__Exercise aim__:
Put each line of the material below into a JSON list of strings, one string per line, with blank lines and the pictures left out.

┄┄┄┄┄┄┄┄┄┄┄┄┄┄┄┄┄┄┄┄

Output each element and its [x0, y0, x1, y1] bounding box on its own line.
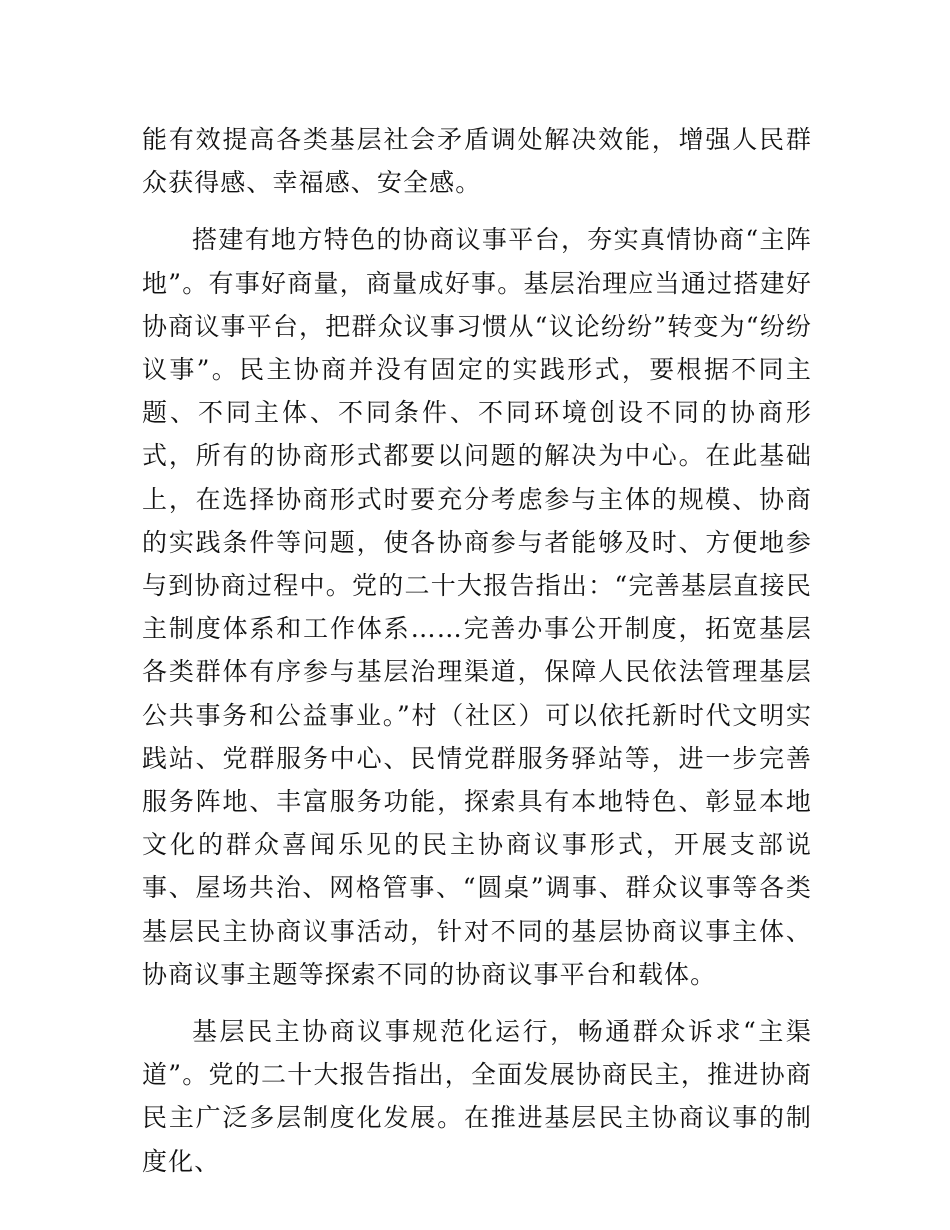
- paragraph-continuation: 能有效提高各类基层社会矛盾调处解决效能，增强人民群众获得感、幸福感、安全感。: [142, 125, 812, 198]
- paragraph-standardized-operation: 基层民主协商议事规范化运行，畅通群众诉求“主渠道”。党的二十大报告指出，全面发展协商民主，推进协商民主广泛多层制度化发展。在推进基层民主协商议事的制度化、: [142, 1017, 812, 1176]
- document-body: [142, 118, 812, 1197]
- paragraph-consultation-platform: 搭建有地方特色的协商议事平台，夯实真情协商“主阵地”。有事好商量，商量成好事。基层治理应当通过搭建好协商议事平台，把群众议事习惯从“议论纷纷”转变为“纷纷议事”。民主协商并没有固定的实践形式，要根据不同主题、不同主体、不同条件、不同环境创设不同的协商形式，所有的协商形式都要以问题的解决为中心。在此基础上，在选择协商形式时要充分考虑参与主体的规模、协商的实践条件等问题，使各协商参与者能够及时、方便地参与到协商过程中。党的二十大报告指出：“完善基层直接民主制度体系和工作体系……完善办事公开制度，拓宽基层各类群体有序参与基层治理渠道，保障人民依法管理基层公共事务和公益事业。”村（社区）可以依托新时代文明实践站、党群服务中心、民情党群服务驿站等，进一步完善服务阵地、丰富服务功能，探索具有本地特色、彰显本地文化的群众喜闻乐见的民主协商议事形式，开展支部说事、屋场共治、网格管事、“圆桌”调事、群众议事等各类基层民主协商议事活动，针对不同的基层协商议事主体、协商议事主题等探索不同的协商议事平台和载体。: [142, 225, 812, 989]
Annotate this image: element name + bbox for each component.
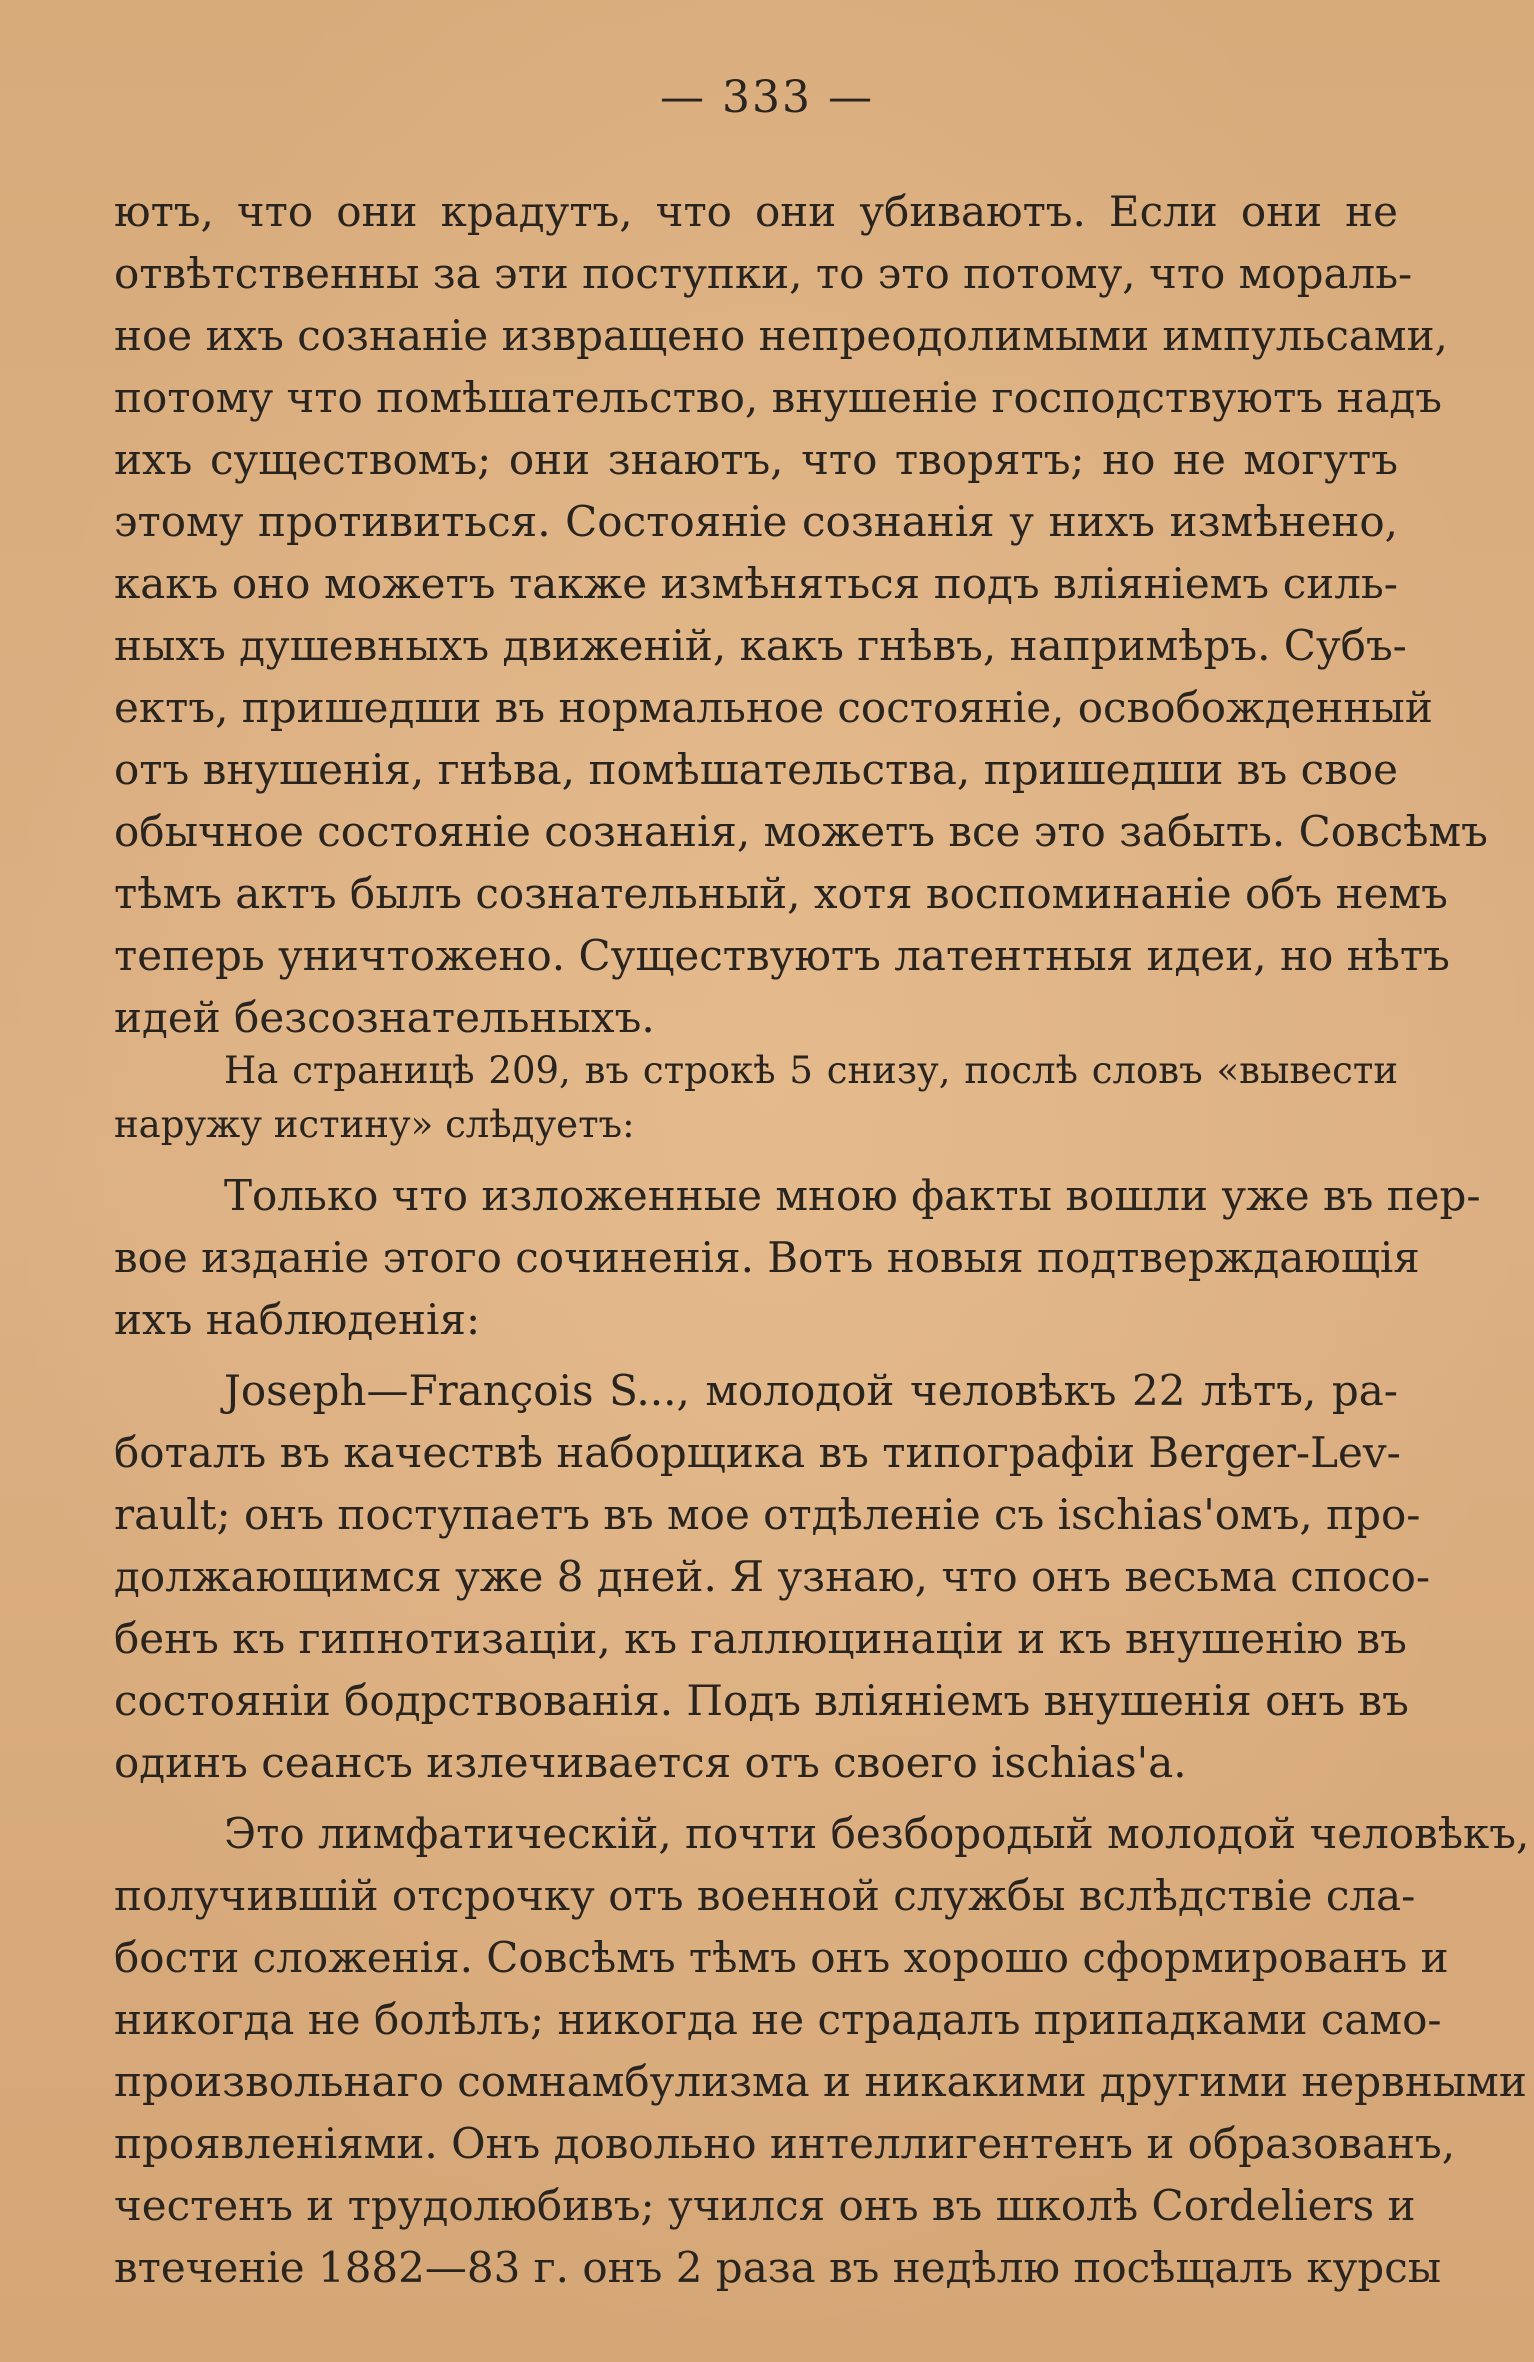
text-line: Это лимфатическій, почти безбородый молодой человѣкъ, [224, 1809, 1530, 1858]
text-line: произвольнаго сомнамбулизма и никакими другими нервными [114, 2057, 1527, 2106]
text-line: отвѣтственны за эти поступки, то это потому, что мораль- [114, 249, 1413, 298]
editorial-note [114, 1044, 1398, 1152]
text-line: никогда не болѣлъ; никогда не страдалъ припадками само- [114, 1995, 1442, 2044]
text-line: идей безсознательныхъ. [114, 993, 655, 1042]
text-line: какъ оно можетъ также измѣняться подъ вліяніемъ силь- [114, 559, 1398, 608]
text-line: получившій отсрочку отъ военной службы вслѣдствіе сла- [114, 1871, 1416, 1920]
text-line: проявленіями. Онъ довольно интеллигентенъ и образованъ, [114, 2119, 1456, 2168]
text-line: ютъ, что они крадутъ, что они убиваютъ. Если они не [114, 187, 1398, 236]
page-number: — 333 — [660, 72, 874, 123]
text-line: теперь уничтожено. Существуютъ латентныя идеи, но нѣтъ [114, 931, 1450, 980]
text-line: Joseph—François S..., молодой человѣкъ 22 лѣтъ, ра- [224, 1366, 1398, 1415]
text-line: ное ихъ сознаніе извращено непреодолимыми импульсами, [114, 311, 1448, 360]
text-line: ихъ наблюденія: [114, 1295, 481, 1344]
paragraph-case-joseph [114, 1360, 1431, 1794]
text-line: rault; онъ поступаетъ въ мое отдѣленіе съ ischias'омъ, про- [114, 1490, 1421, 1539]
text-line: ихъ существомъ; они знаютъ, что творятъ; но не могутъ [114, 435, 1398, 484]
text-line: должающимся уже 8 дней. Я узнаю, что онъ весьма спосо- [114, 1552, 1431, 1601]
text-line: бости сложенія. Совсѣмъ тѣмъ онъ хорошо сформированъ и [114, 1933, 1449, 1982]
text-line: состояніи бодрствованія. Подъ вліяніемъ внушенія онъ въ [114, 1676, 1409, 1725]
text-line: вое изданіе этого сочиненія. Вотъ новыя подтверждающія [114, 1233, 1420, 1282]
text-line: одинъ сеансъ излечивается отъ своего ischias'а. [114, 1738, 1187, 1787]
text-line: потому что помѣшательство, внушеніе господствуютъ надъ [114, 373, 1443, 422]
text-line: отъ внушенія, гнѣва, помѣшательства, пришедши въ свое [114, 745, 1398, 794]
text-line: бенъ къ гипнотизаціи, къ галлюцинаціи и къ внушенію въ [114, 1614, 1407, 1663]
text-line: ектъ, пришедши въ нормальное состояніе, освобожденный [114, 683, 1433, 732]
paragraph-description [114, 1803, 1530, 2299]
text-line: На страницѣ 209, въ строкѣ 5 снизу, послѣ словъ «вывести [224, 1049, 1398, 1092]
text-line: обычное состояніе сознанія, можетъ все это забыть. Совсѣмъ [114, 807, 1488, 856]
text-line: втеченіе 1882—83 г. онъ 2 раза въ недѣлю посѣщалъ курсы [114, 2243, 1442, 2292]
text-line: боталъ въ качествѣ наборщика въ типографіи Berger-Lev- [114, 1428, 1401, 1477]
text-line: наружу истину» слѣдуетъ: [114, 1103, 635, 1146]
text-line: ныхъ душевныхъ движеній, какъ гнѣвъ, напримѣръ. Субъ- [114, 621, 1407, 670]
paragraph-intro-observations [114, 1165, 1481, 1351]
text-line: этому противиться. Состояніе сознанія у нихъ измѣнено, [114, 497, 1398, 546]
text-line: честенъ и трудолюбивъ; учился онъ въ школѣ Cordeliers и [114, 2181, 1416, 2230]
text-line: Только что изложенные мною факты вошли уже въ пер- [224, 1171, 1481, 1220]
text-line: тѣмъ актъ былъ сознательный, хотя воспоминаніе объ немъ [114, 869, 1448, 918]
paragraph-continuation [114, 181, 1488, 1049]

┄┄┄┄┄┄┄┄┄┄┄┄┄┄┄┄┄┄┄┄

__Task answer__:
[
  "Output each element and its [x0, y0, x1, y1] bounding box on its own line.",
  "- paragraph-continuation: 能有效提高各类基层社会矛盾调处解决效能，增强人民群众获得感、幸福感、安全感。: [142, 125, 812, 198]",
  "- paragraph-standardized-operation: 基层民主协商议事规范化运行，畅通群众诉求“主渠道”。党的二十大报告指出，全面发展协商民主，推进协商民主广泛多层制度化发展。在推进基层民主协商议事的制度化、: [142, 1017, 812, 1176]",
  "- document-body: [142, 118, 812, 1197]",
  "- paragraph-consultation-platform: 搭建有地方特色的协商议事平台，夯实真情协商“主阵地”。有事好商量，商量成好事。基层治理应当通过搭建好协商议事平台，把群众议事习惯从“议论纷纷”转变为“纷纷议事”。民主协商并没有固定的实践形式，要根据不同主题、不同主体、不同条件、不同环境创设不同的协商形式，所有的协商形式都要以问题的解决为中心。在此基础上，在选择协商形式时要充分考虑参与主体的规模、协商的实践条件等问题，使各协商参与者能够及时、方便地参与到协商过程中。党的二十大报告指出：“完善基层直接民主制度体系和工作体系……完善办事公开制度，拓宽基层各类群体有序参与基层治理渠道，保障人民依法管理基层公共事务和公益事业。”村（社区）可以依托新时代文明实践站、党群服务中心、民情党群服务驿站等，进一步完善服务阵地、丰富服务功能，探索具有本地特色、彰显本地文化的群众喜闻乐见的民主协商议事形式，开展支部说事、屋场共治、网格管事、“圆桌”调事、群众议事等各类基层民主协商议事活动，针对不同的基层协商议事主体、协商议事主题等探索不同的协商议事平台和载体。: [142, 225, 812, 989]",
  "Annotate this image: element name + bbox for each component.",
  "text-line: Это лимфатическій, почти безбородый молодой человѣкъ, [224, 1809, 1530, 1858]",
  "text-line: произвольнаго сомнамбулизма и никакими другими нервными [114, 2057, 1527, 2106]",
  "text-line: отвѣтственны за эти поступки, то это потому, что мораль- [114, 249, 1413, 298]",
  "editorial-note [114, 1044, 1398, 1152]",
  "text-line: никогда не болѣлъ; никогда не страдалъ припадками само- [114, 1995, 1442, 2044]",
  "text-line: идей безсознательныхъ. [114, 993, 655, 1042]",
  "text-line: какъ оно можетъ также измѣняться подъ вліяніемъ силь- [114, 559, 1398, 608]",
  "text-line: получившій отсрочку отъ военной службы вслѣдствіе сла- [114, 1871, 1416, 1920]",
  "text-line: проявленіями. Онъ довольно интеллигентенъ и образованъ, [114, 2119, 1456, 2168]",
  "text-line: ютъ, что они крадутъ, что они убиваютъ. Если они не [114, 187, 1398, 236]",
  "page-number: — 333 — [660, 72, 874, 123]",
  "text-line: теперь уничтожено. Существуютъ латентныя идеи, но нѣтъ [114, 931, 1450, 980]",
  "text-line: Joseph—François S..., молодой человѣкъ 22 лѣтъ, ра- [224, 1366, 1398, 1415]",
  "text-line: ное ихъ сознаніе извращено непреодолимыми импульсами, [114, 311, 1448, 360]",
  "text-line: ихъ наблюденія: [114, 1295, 481, 1344]",
  "paragraph-case-joseph [114, 1360, 1431, 1794]",
  "text-line: rault; онъ поступаетъ въ мое отдѣленіе съ ischias'омъ, про- [114, 1490, 1421, 1539]",
  "text-line: ихъ существомъ; они знаютъ, что творятъ; но не могутъ [114, 435, 1398, 484]",
  "text-line: должающимся уже 8 дней. Я узнаю, что онъ весьма спосо- [114, 1552, 1431, 1601]",
  "text-line: бости сложенія. Совсѣмъ тѣмъ онъ хорошо сформированъ и [114, 1933, 1449, 1982]",
  "text-line: состояніи бодрствованія. Подъ вліяніемъ внушенія онъ въ [114, 1676, 1409, 1725]",
  "text-line: вое изданіе этого сочиненія. Вотъ новыя подтверждающія [114, 1233, 1420, 1282]",
  "text-line: одинъ сеансъ излечивается отъ своего ischias'а. [114, 1738, 1187, 1787]",
  "text-line: потому что помѣшательство, внушеніе господствуютъ надъ [114, 373, 1443, 422]",
  "text-line: отъ внушенія, гнѣва, помѣшательства, пришедши въ свое [114, 745, 1398, 794]",
  "text-line: бенъ къ гипнотизаціи, къ галлюцинаціи и къ внушенію въ [114, 1614, 1407, 1663]",
  "text-line: ектъ, пришедши въ нормальное состояніе, освобожденный [114, 683, 1433, 732]",
  "paragraph-description [114, 1803, 1530, 2299]",
  "text-line: На страницѣ 209, въ строкѣ 5 снизу, послѣ словъ «вывести [224, 1049, 1398, 1092]",
  "text-line: обычное состояніе сознанія, можетъ все это забыть. Совсѣмъ [114, 807, 1488, 856]",
  "text-line: втеченіе 1882—83 г. онъ 2 раза въ недѣлю посѣщалъ курсы [114, 2243, 1442, 2292]",
  "text-line: боталъ въ качествѣ наборщика въ типографіи Berger-Lev- [114, 1428, 1401, 1477]",
  "text-line: наружу истину» слѣдуетъ: [114, 1103, 635, 1146]",
  "text-line: ныхъ душевныхъ движеній, какъ гнѣвъ, напримѣръ. Субъ- [114, 621, 1407, 670]",
  "paragraph-intro-observations [114, 1165, 1481, 1351]",
  "text-line: этому противиться. Состояніе сознанія у нихъ измѣнено, [114, 497, 1398, 546]",
  "text-line: честенъ и трудолюбивъ; учился онъ въ школѣ Cordeliers и [114, 2181, 1416, 2230]",
  "text-line: Только что изложенные мною факты вошли уже въ пер- [224, 1171, 1481, 1220]",
  "text-line: тѣмъ актъ былъ сознательный, хотя воспоминаніе объ немъ [114, 869, 1448, 918]",
  "paragraph-continuation [114, 181, 1488, 1049]"
]